Copy out every line containing the word "Kriegslasten".
**** Material to process
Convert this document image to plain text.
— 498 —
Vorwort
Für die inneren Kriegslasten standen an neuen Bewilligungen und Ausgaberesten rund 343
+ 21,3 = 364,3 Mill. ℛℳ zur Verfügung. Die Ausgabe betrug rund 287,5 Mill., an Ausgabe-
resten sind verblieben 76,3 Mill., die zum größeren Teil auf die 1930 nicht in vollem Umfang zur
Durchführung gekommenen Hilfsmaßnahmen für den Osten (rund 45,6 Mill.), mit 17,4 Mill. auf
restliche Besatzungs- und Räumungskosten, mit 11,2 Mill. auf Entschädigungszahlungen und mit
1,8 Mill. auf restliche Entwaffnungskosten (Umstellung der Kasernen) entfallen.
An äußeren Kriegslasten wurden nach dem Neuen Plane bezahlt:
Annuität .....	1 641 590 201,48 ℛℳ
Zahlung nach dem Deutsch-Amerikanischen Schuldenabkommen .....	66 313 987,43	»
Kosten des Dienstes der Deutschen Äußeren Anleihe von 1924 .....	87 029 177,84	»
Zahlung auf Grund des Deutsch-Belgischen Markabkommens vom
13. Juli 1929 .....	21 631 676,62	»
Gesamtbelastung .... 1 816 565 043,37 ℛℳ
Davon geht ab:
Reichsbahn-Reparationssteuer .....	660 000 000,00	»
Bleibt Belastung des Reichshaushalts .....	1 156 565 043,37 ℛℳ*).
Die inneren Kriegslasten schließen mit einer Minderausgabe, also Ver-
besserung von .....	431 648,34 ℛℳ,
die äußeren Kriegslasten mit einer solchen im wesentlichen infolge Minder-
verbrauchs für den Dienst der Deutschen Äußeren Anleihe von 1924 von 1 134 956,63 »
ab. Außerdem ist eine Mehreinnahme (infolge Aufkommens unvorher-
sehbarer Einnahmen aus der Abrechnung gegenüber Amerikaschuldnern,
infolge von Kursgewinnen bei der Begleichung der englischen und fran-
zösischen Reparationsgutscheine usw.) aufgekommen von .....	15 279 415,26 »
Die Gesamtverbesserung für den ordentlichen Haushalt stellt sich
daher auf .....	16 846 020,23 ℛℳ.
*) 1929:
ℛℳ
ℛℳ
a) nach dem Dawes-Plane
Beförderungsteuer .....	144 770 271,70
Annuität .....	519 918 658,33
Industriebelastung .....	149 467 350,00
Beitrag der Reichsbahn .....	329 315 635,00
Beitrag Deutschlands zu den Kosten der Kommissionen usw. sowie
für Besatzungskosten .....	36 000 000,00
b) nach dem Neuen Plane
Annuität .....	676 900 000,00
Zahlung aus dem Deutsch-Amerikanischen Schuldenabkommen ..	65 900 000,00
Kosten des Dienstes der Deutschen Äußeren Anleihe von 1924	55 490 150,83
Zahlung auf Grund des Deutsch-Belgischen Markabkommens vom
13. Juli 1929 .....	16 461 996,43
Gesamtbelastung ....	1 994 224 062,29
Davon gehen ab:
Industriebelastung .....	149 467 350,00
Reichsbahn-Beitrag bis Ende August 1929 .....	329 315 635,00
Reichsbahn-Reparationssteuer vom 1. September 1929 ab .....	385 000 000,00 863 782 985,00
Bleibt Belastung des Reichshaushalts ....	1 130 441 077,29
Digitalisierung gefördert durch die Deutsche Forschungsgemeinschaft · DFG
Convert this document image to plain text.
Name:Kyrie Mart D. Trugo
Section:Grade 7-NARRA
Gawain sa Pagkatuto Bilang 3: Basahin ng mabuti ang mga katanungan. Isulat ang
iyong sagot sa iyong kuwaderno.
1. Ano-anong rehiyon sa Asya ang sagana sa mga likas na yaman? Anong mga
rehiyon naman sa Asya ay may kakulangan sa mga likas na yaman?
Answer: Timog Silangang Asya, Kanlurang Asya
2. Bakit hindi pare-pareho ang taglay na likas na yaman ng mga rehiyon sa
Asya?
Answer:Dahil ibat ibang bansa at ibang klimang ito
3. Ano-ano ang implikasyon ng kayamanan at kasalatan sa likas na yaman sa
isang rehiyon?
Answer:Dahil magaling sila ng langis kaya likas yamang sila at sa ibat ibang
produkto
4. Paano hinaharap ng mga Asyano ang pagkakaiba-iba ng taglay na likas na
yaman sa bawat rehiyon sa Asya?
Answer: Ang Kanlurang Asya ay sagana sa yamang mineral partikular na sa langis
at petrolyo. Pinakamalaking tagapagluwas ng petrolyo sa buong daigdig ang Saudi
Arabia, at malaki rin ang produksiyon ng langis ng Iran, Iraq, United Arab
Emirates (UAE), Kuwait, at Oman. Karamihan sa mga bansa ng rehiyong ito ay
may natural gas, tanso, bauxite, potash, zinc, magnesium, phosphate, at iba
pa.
********
_Exercise solution_.
Für die inneren Kriegslasten standen an neuen Bewilligungen und Ausgaberesten rund 343
An äußeren Kriegslasten wurden nach dem Neuen Plane bezahlt:
Die inneren Kriegslasten schließen mit einer Minderausgabe, also Ver-
die äußeren Kriegslasten mit einer solchen im wesentlichen infolge Minder-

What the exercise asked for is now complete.